■ **REQUIRED TASK**
Pick out the lines below that include the string "optional".

■ **PROVIDED ENTRIES**
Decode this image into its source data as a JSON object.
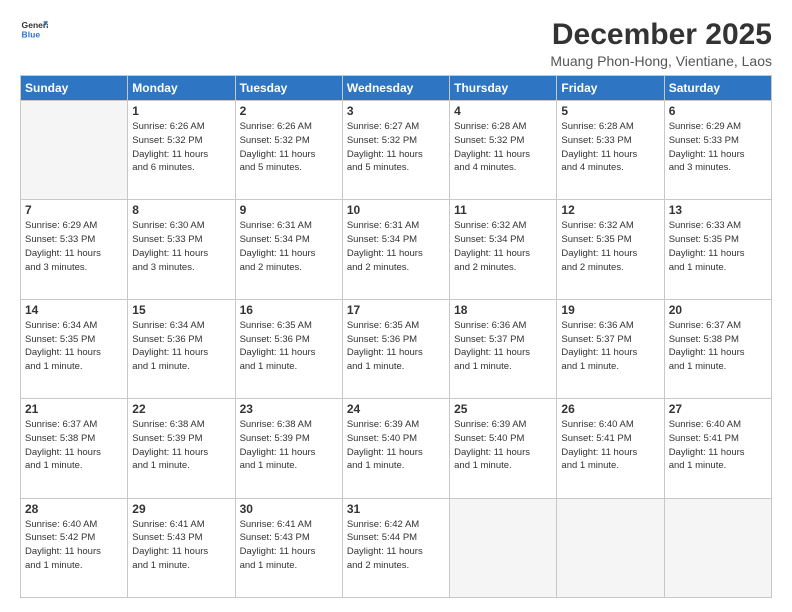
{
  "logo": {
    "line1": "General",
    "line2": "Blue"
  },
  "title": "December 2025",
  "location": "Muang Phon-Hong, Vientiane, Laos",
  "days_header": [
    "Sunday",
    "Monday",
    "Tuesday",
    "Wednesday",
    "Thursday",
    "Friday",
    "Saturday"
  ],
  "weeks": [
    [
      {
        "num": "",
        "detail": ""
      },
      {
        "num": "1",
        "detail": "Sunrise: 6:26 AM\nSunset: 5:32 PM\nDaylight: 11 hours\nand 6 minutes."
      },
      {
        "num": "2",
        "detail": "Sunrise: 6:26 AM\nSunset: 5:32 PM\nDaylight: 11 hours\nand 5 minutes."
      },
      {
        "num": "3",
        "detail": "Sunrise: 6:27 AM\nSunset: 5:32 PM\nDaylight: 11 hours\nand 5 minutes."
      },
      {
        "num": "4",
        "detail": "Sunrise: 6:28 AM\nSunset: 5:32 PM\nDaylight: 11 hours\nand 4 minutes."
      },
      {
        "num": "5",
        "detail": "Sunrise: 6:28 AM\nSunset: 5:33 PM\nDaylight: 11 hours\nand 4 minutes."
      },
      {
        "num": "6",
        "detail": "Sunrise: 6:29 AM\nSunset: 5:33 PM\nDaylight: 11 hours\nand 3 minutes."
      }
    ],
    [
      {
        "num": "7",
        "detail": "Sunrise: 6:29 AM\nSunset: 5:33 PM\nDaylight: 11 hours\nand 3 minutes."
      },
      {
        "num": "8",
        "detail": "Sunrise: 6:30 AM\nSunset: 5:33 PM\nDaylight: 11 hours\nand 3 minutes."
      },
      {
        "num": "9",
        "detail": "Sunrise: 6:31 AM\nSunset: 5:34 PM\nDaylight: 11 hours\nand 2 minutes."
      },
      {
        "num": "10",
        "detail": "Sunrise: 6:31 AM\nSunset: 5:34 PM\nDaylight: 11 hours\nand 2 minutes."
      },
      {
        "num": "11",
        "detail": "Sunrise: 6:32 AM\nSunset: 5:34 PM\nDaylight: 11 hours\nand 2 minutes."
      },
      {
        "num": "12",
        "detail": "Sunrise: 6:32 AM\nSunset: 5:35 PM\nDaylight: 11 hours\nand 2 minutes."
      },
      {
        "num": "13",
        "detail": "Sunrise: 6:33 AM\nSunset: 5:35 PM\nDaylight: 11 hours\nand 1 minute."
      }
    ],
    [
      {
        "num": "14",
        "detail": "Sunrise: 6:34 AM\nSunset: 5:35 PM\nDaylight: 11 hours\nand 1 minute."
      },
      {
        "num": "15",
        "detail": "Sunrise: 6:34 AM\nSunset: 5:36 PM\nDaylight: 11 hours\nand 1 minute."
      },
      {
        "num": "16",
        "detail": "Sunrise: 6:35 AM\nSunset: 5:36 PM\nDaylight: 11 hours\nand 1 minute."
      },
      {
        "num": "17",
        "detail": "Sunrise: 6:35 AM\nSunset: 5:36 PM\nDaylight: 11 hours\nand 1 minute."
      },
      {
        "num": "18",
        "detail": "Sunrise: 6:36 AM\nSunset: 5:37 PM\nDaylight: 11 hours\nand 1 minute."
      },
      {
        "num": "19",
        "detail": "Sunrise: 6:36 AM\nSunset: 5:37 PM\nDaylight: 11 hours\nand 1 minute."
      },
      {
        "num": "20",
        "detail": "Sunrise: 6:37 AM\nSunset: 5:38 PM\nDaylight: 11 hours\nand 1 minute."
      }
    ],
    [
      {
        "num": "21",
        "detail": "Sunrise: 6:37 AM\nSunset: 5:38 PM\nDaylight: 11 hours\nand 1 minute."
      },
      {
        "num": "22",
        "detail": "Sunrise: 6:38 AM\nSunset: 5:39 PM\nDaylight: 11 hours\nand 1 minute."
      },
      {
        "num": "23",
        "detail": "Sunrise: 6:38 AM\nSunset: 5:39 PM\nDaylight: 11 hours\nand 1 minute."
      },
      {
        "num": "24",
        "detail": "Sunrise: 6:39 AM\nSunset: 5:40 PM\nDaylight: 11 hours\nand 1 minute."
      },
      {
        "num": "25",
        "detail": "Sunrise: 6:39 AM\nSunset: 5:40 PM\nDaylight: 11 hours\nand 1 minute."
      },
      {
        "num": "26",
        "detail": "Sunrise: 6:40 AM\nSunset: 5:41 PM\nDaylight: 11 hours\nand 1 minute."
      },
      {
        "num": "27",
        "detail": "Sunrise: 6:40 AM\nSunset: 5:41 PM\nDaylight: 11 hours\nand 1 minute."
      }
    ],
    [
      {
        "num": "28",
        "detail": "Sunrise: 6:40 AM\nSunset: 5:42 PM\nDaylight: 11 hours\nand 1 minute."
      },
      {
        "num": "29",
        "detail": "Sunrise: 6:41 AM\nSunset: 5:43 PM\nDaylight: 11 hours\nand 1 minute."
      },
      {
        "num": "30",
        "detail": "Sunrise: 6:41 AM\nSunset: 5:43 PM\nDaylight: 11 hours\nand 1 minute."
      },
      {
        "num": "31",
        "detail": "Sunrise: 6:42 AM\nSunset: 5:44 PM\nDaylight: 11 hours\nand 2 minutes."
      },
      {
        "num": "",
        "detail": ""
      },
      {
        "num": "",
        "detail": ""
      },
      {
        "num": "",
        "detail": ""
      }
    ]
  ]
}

---

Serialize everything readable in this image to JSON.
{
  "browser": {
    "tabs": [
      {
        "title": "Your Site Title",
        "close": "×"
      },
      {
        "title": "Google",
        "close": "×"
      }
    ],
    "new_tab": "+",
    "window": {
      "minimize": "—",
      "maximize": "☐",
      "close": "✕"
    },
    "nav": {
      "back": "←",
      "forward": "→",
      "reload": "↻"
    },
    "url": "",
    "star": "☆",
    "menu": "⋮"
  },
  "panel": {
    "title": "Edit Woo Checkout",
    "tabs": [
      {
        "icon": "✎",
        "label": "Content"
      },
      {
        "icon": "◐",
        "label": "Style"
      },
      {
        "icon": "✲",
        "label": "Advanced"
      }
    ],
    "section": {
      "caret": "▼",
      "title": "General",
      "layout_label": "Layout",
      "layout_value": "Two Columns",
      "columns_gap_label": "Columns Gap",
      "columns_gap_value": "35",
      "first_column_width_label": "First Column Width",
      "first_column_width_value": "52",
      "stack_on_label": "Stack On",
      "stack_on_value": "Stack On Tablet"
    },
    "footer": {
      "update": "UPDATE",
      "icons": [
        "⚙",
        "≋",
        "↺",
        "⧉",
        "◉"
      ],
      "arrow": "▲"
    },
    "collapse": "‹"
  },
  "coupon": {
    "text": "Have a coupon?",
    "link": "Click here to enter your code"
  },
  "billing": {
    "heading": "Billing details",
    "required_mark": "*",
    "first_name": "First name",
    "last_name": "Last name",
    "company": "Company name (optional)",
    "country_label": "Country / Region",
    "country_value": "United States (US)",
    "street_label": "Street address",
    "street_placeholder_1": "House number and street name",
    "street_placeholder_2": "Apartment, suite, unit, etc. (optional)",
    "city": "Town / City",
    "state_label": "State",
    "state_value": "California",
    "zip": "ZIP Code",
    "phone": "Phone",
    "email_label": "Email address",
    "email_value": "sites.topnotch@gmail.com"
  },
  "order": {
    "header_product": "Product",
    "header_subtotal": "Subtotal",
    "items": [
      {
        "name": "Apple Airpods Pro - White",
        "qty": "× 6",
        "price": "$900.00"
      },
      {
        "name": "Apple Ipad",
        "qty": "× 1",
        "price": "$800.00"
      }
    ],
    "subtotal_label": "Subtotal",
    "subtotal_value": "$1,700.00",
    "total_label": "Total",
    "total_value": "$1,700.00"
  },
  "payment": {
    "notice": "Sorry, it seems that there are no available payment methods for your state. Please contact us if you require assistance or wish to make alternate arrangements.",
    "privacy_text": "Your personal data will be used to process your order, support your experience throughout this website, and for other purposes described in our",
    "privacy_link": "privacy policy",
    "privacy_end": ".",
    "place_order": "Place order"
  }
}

■ **COMPLETE OUTPUT**
    "company": "Company name (optional)",
    "street_placeholder_2": "Apartment, suite, unit, etc. (optional)",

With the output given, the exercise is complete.